▸ Written exercise: Each line of the material below that holds the word "istok" needs to be copied.

▸ Data lines:
>> begin

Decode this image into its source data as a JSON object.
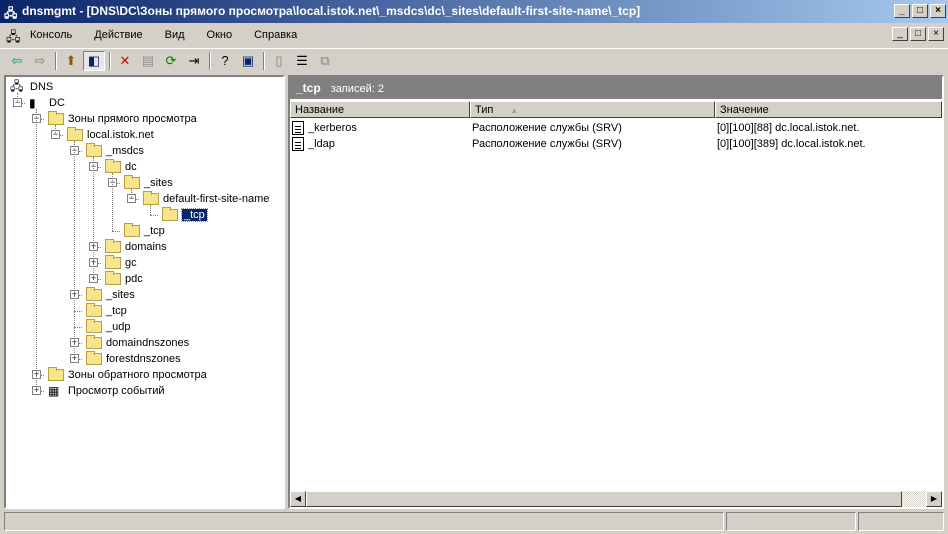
{
  "window": {
    "title": "dnsmgmt - [DNS\\DC\\Зоны прямого просмотра\\local.istok.net\\_msdcs\\dc\\_sites\\default-first-site-name\\_tcp]",
    "minimize": "_",
    "maximize": "□",
    "close": "×"
  },
  "menu": [
    {
      "label": "Консоль"
    },
    {
      "label": "Действие"
    },
    {
      "label": "Вид"
    },
    {
      "label": "Окно"
    },
    {
      "label": "Справка"
    }
  ],
  "toolbar": [
    {
      "icon": "back-icon",
      "g": "⇦",
      "color": "#0a8a8a"
    },
    {
      "icon": "forward-icon",
      "g": "⇨",
      "color": "#808080"
    },
    {
      "sep": true
    },
    {
      "icon": "up-folder-icon",
      "g": "⬆",
      "color": "#806000"
    },
    {
      "icon": "show-hide-tree-icon",
      "g": "◧",
      "color": "#0a246a",
      "on": true
    },
    {
      "sep": true
    },
    {
      "icon": "delete-icon",
      "g": "✕",
      "color": "#e00000"
    },
    {
      "icon": "properties-icon",
      "g": "▤",
      "color": "#909090"
    },
    {
      "icon": "refresh-icon",
      "g": "⟳",
      "color": "#008000"
    },
    {
      "icon": "export-list-icon",
      "g": "⇥",
      "color": "#000"
    },
    {
      "sep": true
    },
    {
      "icon": "help-icon",
      "g": "?",
      "color": "#000"
    },
    {
      "icon": "show-action-pane-icon",
      "g": "▣",
      "color": "#0a246a"
    },
    {
      "sep": true
    },
    {
      "icon": "server-icon",
      "g": "▯",
      "color": "#808080"
    },
    {
      "icon": "record-icon",
      "g": "☰",
      "color": "#000"
    },
    {
      "icon": "copy-icon",
      "g": "⧉",
      "color": "#808080"
    }
  ],
  "tree": [
    {
      "label": "DNS",
      "level": 0,
      "exp": "",
      "icon": "dns-icon"
    },
    {
      "label": "DC",
      "level": 1,
      "exp": "-",
      "icon": "server-icon"
    },
    {
      "label": "Зоны прямого просмотра",
      "level": 2,
      "exp": "-",
      "icon": "folder-icon"
    },
    {
      "label": "local.istok.net",
      "level": 3,
      "exp": "-",
      "icon": "zone-icon"
    },
    {
      "label": "_msdcs",
      "level": 4,
      "exp": "-",
      "icon": "folder-icon"
    },
    {
      "label": "dc",
      "level": 5,
      "exp": "-",
      "icon": "folder-icon"
    },
    {
      "label": "_sites",
      "level": 6,
      "exp": "-",
      "icon": "folder-icon"
    },
    {
      "label": "default-first-site-name",
      "level": 7,
      "exp": "-",
      "icon": "folder-icon"
    },
    {
      "label": "_tcp",
      "level": 8,
      "exp": "",
      "icon": "folder-icon",
      "selected": true
    },
    {
      "label": "_tcp",
      "level": 6,
      "exp": "",
      "icon": "folder-icon"
    },
    {
      "label": "domains",
      "level": 5,
      "exp": "+",
      "icon": "folder-icon"
    },
    {
      "label": "gc",
      "level": 5,
      "exp": "+",
      "icon": "folder-icon"
    },
    {
      "label": "pdc",
      "level": 5,
      "exp": "+",
      "icon": "folder-icon"
    },
    {
      "label": "_sites",
      "level": 4,
      "exp": "+",
      "icon": "folder-icon"
    },
    {
      "label": "_tcp",
      "level": 4,
      "exp": "",
      "icon": "folder-icon"
    },
    {
      "label": "_udp",
      "level": 4,
      "exp": "",
      "icon": "folder-icon"
    },
    {
      "label": "domaindnszones",
      "level": 4,
      "exp": "+",
      "icon": "folder-icon"
    },
    {
      "label": "forestdnszones",
      "level": 4,
      "exp": "+",
      "icon": "folder-icon"
    },
    {
      "label": "Зоны обратного просмотра",
      "level": 2,
      "exp": "+",
      "icon": "folder-icon"
    },
    {
      "label": "Просмотр событий",
      "level": 2,
      "exp": "+",
      "icon": "event-viewer-icon"
    }
  ],
  "details": {
    "title": "_tcp",
    "count": "записей: 2",
    "columns": [
      {
        "label": "Название"
      },
      {
        "label": "Тип",
        "sort": "▲"
      },
      {
        "label": "Значение"
      }
    ],
    "rows": [
      {
        "name": "_kerberos",
        "type": "Расположение службы (SRV)",
        "value": "[0][100][88] dc.local.istok.net."
      },
      {
        "name": "_ldap",
        "type": "Расположение службы (SRV)",
        "value": "[0][100][389] dc.local.istok.net."
      }
    ]
  }
}
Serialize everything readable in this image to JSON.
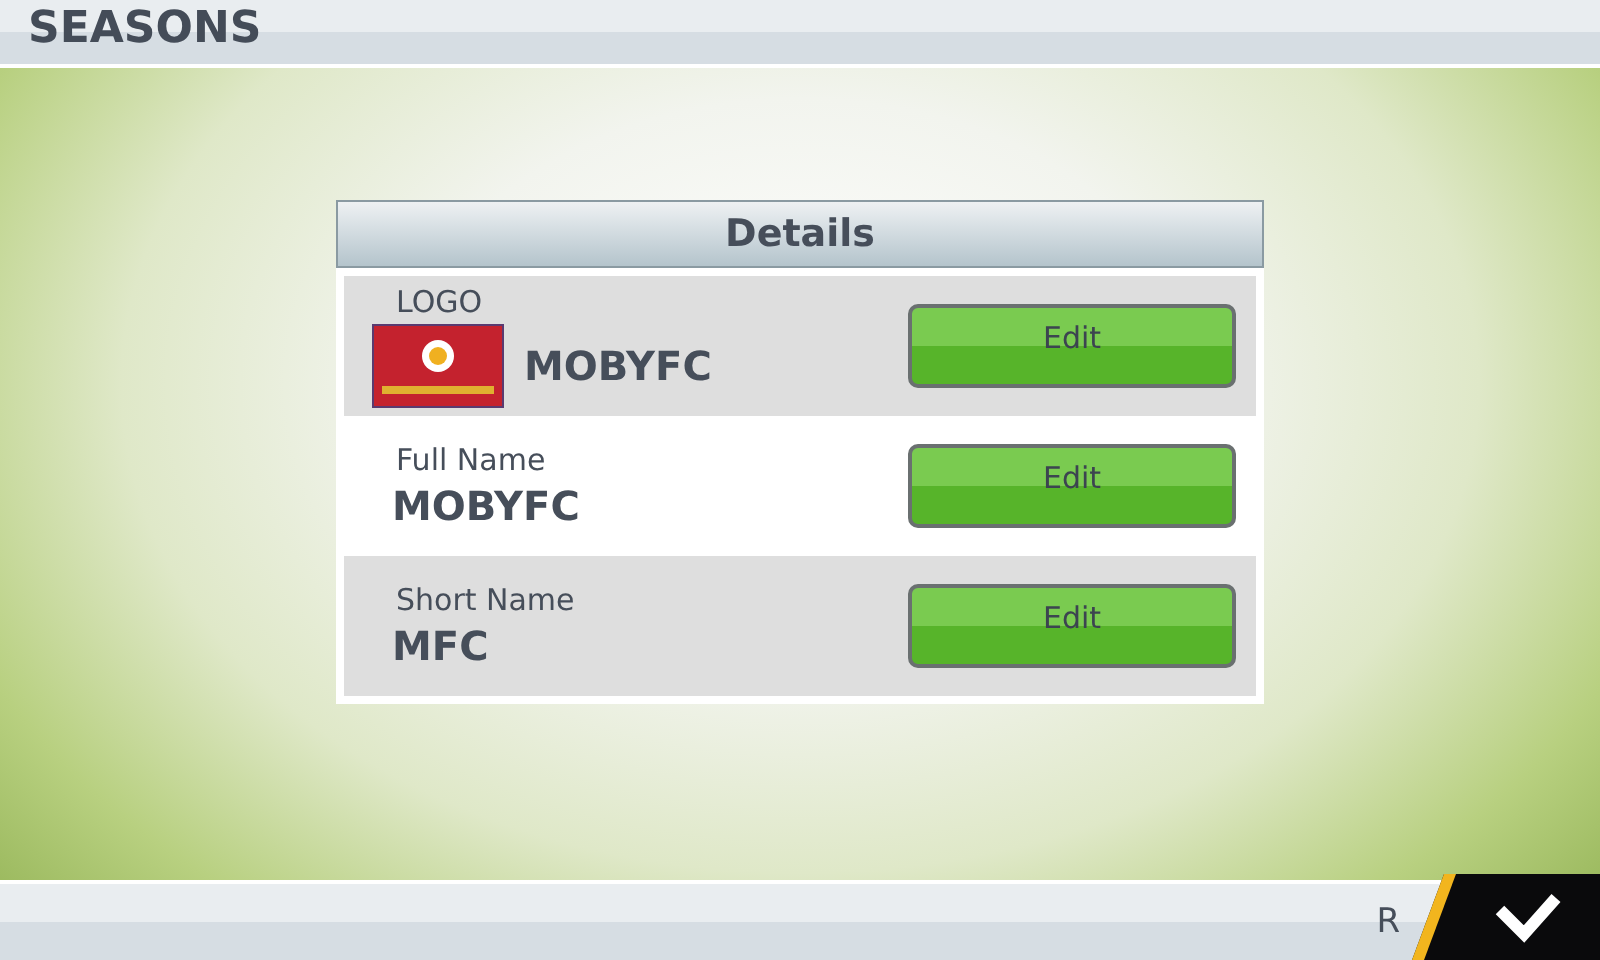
{
  "header": {
    "title": "SEASONS"
  },
  "panel": {
    "title": "Details",
    "rows": [
      {
        "kind": "logo",
        "label": "LOGO",
        "value": "MOBYFC",
        "button": "Edit"
      },
      {
        "kind": "text",
        "label": "Full Name",
        "value": "MOBYFC",
        "button": "Edit"
      },
      {
        "kind": "text",
        "label": "Short Name",
        "value": "MFC",
        "button": "Edit"
      }
    ]
  },
  "footer": {
    "label": "R"
  }
}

>> end

▸ Final answer:
    "title": "dnsmgmt - [DNS\\DC\\Зоны прямого просмотра\\local.istok.net\\_msdcs\\dc\\_sites\\default-first-site-name\\_tcp]",
      "label": "local.istok.net",
        "value": "[0][100][88] dc.local.istok.net."
        "value": "[0][100][389] dc.local.istok.net."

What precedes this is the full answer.